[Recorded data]
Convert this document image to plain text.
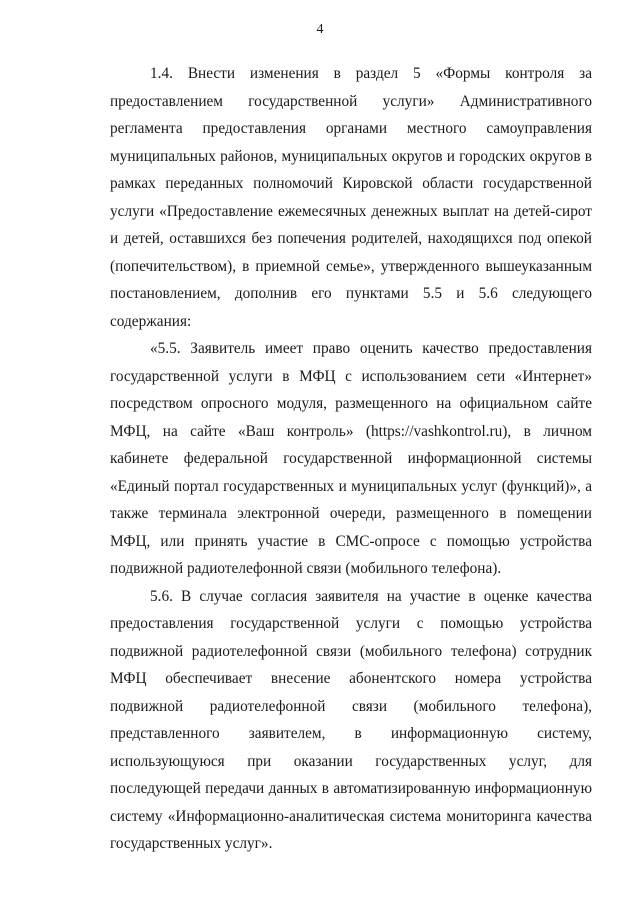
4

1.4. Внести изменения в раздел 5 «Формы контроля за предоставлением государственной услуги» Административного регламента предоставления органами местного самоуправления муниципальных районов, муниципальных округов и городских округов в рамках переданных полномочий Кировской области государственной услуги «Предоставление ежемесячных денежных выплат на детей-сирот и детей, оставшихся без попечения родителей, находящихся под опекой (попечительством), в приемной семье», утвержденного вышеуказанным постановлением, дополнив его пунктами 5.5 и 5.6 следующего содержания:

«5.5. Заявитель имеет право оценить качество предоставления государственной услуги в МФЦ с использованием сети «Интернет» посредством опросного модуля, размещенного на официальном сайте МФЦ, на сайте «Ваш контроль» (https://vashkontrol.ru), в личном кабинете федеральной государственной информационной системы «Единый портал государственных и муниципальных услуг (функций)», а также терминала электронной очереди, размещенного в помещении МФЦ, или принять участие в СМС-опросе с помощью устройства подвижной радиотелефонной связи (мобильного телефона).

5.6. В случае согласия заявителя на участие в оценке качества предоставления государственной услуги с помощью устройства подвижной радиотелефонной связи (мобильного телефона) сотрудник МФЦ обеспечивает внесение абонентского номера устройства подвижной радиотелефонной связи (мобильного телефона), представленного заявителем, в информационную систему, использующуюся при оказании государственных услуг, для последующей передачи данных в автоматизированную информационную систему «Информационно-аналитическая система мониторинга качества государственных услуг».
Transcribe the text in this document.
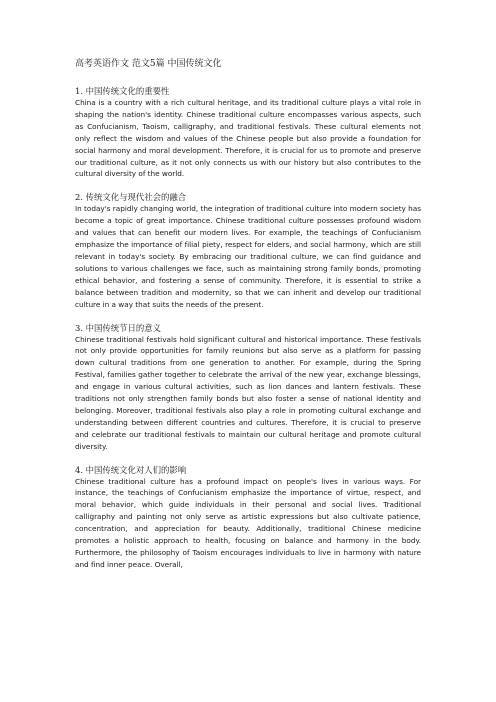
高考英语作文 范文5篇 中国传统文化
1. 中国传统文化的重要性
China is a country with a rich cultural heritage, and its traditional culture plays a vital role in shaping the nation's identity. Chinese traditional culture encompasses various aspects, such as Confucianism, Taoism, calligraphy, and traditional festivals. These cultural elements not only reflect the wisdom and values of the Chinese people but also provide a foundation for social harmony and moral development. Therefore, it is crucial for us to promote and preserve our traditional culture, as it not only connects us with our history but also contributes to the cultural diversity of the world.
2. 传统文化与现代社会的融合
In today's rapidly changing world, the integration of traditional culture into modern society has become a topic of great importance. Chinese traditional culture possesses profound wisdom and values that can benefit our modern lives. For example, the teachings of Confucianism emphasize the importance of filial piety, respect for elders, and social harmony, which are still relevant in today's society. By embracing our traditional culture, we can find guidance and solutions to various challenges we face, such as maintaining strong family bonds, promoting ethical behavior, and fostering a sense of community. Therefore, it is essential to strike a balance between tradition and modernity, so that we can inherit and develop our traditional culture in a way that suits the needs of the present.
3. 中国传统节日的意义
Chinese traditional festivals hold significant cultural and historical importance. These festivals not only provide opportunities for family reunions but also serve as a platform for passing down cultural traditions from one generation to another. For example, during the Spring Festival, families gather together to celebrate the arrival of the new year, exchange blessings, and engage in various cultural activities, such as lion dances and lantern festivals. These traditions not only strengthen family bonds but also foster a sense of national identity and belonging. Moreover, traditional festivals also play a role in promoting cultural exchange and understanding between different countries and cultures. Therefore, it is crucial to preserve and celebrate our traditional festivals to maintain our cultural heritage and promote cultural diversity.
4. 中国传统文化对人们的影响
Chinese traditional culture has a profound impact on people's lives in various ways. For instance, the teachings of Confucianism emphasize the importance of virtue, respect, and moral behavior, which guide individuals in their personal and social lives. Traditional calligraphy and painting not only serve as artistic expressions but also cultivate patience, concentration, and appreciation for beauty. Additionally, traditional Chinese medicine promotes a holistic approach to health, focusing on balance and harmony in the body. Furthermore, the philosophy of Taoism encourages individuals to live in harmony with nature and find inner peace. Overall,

**Set exercise**
What is the number of lines in the data holding the word "balance"? Reply with that number only.

**Finished task**
2